>> start Data supplied

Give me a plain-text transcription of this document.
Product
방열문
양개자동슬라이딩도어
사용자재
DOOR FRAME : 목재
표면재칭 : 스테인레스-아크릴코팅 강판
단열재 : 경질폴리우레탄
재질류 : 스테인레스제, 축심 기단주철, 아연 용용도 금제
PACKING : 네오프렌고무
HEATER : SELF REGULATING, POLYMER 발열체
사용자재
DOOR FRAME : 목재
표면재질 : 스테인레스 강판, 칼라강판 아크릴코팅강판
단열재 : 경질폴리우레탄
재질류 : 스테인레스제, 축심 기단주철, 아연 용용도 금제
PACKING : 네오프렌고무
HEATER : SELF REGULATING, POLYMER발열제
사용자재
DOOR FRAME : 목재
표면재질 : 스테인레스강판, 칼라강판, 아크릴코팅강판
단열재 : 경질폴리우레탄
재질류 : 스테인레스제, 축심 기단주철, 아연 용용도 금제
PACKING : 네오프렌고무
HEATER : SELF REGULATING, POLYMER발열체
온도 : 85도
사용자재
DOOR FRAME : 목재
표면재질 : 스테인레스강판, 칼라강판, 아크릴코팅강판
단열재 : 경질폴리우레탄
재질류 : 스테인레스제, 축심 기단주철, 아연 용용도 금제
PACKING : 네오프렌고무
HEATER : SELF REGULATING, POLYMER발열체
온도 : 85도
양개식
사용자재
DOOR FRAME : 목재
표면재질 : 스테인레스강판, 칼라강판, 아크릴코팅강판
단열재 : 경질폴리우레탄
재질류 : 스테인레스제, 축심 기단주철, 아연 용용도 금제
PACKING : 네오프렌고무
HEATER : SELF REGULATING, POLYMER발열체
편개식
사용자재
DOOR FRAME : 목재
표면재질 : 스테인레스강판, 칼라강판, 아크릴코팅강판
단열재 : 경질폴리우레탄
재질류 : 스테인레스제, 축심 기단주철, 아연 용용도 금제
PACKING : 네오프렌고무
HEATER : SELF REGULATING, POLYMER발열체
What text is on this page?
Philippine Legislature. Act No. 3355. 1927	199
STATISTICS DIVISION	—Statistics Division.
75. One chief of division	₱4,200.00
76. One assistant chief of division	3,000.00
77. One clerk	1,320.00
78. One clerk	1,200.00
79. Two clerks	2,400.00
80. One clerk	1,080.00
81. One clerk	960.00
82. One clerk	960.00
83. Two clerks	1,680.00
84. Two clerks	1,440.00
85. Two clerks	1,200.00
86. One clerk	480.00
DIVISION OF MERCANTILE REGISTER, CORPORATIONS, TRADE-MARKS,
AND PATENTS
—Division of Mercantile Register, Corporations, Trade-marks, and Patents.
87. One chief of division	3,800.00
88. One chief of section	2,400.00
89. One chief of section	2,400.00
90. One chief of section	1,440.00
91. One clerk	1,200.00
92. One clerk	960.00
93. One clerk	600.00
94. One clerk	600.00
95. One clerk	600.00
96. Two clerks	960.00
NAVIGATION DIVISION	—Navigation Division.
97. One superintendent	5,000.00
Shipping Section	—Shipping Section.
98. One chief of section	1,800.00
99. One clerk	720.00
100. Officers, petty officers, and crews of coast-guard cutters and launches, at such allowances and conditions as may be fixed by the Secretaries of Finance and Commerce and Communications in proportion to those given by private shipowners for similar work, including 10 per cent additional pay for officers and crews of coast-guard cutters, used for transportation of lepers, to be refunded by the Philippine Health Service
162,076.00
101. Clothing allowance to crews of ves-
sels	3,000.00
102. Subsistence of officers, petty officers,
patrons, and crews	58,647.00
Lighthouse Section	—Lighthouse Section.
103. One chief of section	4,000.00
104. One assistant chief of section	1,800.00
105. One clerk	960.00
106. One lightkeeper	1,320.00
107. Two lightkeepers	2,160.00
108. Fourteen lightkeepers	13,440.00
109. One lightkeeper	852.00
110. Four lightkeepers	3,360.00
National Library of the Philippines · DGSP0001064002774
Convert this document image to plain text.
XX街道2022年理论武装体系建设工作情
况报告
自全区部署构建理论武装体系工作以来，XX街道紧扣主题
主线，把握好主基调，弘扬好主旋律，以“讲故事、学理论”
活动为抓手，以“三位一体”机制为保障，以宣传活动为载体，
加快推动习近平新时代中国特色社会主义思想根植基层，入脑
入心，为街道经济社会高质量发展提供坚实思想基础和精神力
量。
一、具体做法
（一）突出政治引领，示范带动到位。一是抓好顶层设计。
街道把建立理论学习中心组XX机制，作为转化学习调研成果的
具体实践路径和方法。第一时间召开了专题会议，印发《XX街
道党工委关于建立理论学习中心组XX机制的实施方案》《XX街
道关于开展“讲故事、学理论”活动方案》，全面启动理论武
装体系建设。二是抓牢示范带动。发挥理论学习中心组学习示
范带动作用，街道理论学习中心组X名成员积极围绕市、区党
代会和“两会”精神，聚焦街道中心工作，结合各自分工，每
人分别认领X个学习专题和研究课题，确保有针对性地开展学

>> end Data supplied

Retype the material in full. Each word must match.

Give me a plain-text transcription of this document.
Product
방열문
양개자동슬라이딩도어
사용자재
DOOR FRAME : 목재
표면재칭 : 스테인레스-아크릴코팅 강판
단열재 : 경질폴리우레탄
재질류 : 스테인레스제, 축심 기단주철, 아연 용용도 금제
PACKING : 네오프렌고무
HEATER : SELF REGULATING, POLYMER 발열체
사용자재
DOOR FRAME : 목재
표면재질 : 스테인레스 강판, 칼라강판 아크릴코팅강판
단열재 : 경질폴리우레탄
재질류 : 스테인레스제, 축심 기단주철, 아연 용용도 금제
PACKING : 네오프렌고무
HEATER : SELF REGULATING, POLYMER발열제
사용자재
DOOR FRAME : 목재
표면재질 : 스테인레스강판, 칼라강판, 아크릴코팅강판
단열재 : 경질폴리우레탄
재질류 : 스테인레스제, 축심 기단주철, 아연 용용도 금제
PACKING : 네오프렌고무
HEATER : SELF REGULATING, POLYMER발열체
온도 : 85도
사용자재
DOOR FRAME : 목재
표면재질 : 스테인레스강판, 칼라강판, 아크릴코팅강판
단열재 : 경질폴리우레탄
재질류 : 스테인레스제, 축심 기단주철, 아연 용용도 금제
PACKING : 네오프렌고무
HEATER : SELF REGULATING, POLYMER발열체
온도 : 85도
양개식
사용자재
DOOR FRAME : 목재
표면재질 : 스테인레스강판, 칼라강판, 아크릴코팅강판
단열재 : 경질폴리우레탄
재질류 : 스테인레스제, 축심 기단주철, 아연 용용도 금제
PACKING : 네오프렌고무
HEATER : SELF REGULATING, POLYMER발열체
편개식
사용자재
DOOR FRAME : 목재
표면재질 : 스테인레스강판, 칼라강판, 아크릴코팅강판
단열재 : 경질폴리우레탄
재질류 : 스테인레스제, 축심 기단주철, 아연 용용도 금제
PACKING : 네오프렌고무
HEATER : SELF REGULATING, POLYMER발열체
What text is on this page?
Philippine Legislature. Act No. 3355. 1927	199
STATISTICS DIVISION	—Statistics Division.
75. One chief of division	₱4,200.00
76. One assistant chief of division	3,000.00
77. One clerk	1,320.00
78. One clerk	1,200.00
79. Two clerks	2,400.00
80. One clerk	1,080.00
81. One clerk	960.00
82. One clerk	960.00
83. Two clerks	1,680.00
84. Two clerks	1,440.00
85. Two clerks	1,200.00
86. One clerk	480.00
DIVISION OF MERCANTILE REGISTER, CORPORATIONS, TRADE-MARKS,
AND PATENTS
—Division of Mercantile Register, Corporations, Trade-marks, and Patents.
87. One chief of division	3,800.00
88. One chief of section	2,400.00
89. One chief of section	2,400.00
90. One chief of section	1,440.00
91. One clerk	1,200.00
92. One clerk	960.00
93. One clerk	600.00
94. One clerk	600.00
95. One clerk	600.00
96. Two clerks	960.00
NAVIGATION DIVISION	—Navigation Division.
97. One superintendent	5,000.00
Shipping Section	—Shipping Section.
98. One chief of section	1,800.00
99. One clerk	720.00
100. Officers, petty officers, and crews of coast-guard cutters and launches, at such allowances and conditions as may be fixed by the Secretaries of Finance and Commerce and Communications in proportion to those given by private shipowners for similar work, including 10 per cent additional pay for officers and crews of coast-guard cutters, used for transportation of lepers, to be refunded by the Philippine Health Service
162,076.00
101. Clothing allowance to crews of ves-
sels	3,000.00
102. Subsistence of officers, petty officers,
patrons, and crews	58,647.00
Lighthouse Section	—Lighthouse Section.
103. One chief of section	4,000.00
104. One assistant chief of section	1,800.00
105. One clerk	960.00
106. One lightkeeper	1,320.00
107. Two lightkeepers	2,160.00
108. Fourteen lightkeepers	13,440.00
109. One lightkeeper	852.00
110. Four lightkeepers	3,360.00
National Library of the Philippines · DGSP0001064002774
Convert this document image to plain text.
XX街道2022年理论武装体系建设工作情
况报告
自全区部署构建理论武装体系工作以来，XX街道紧扣主题
主线，把握好主基调，弘扬好主旋律，以“讲故事、学理论”
活动为抓手，以“三位一体”机制为保障，以宣传活动为载体，
加快推动习近平新时代中国特色社会主义思想根植基层，入脑
入心，为街道经济社会高质量发展提供坚实思想基础和精神力
量。
一、具体做法
（一）突出政治引领，示范带动到位。一是抓好顶层设计。
街道把建立理论学习中心组XX机制，作为转化学习调研成果的
具体实践路径和方法。第一时间召开了专题会议，印发《XX街
道党工委关于建立理论学习中心组XX机制的实施方案》《XX街
道关于开展“讲故事、学理论”活动方案》，全面启动理论武
装体系建设。二是抓牢示范带动。发挥理论学习中心组学习示
范带动作用，街道理论学习中心组X名成员积极围绕市、区党
代会和“两会”精神，聚焦街道中心工作，结合各自分工，每
人分别认领X个学习专题和研究课题，确保有针对性地开展学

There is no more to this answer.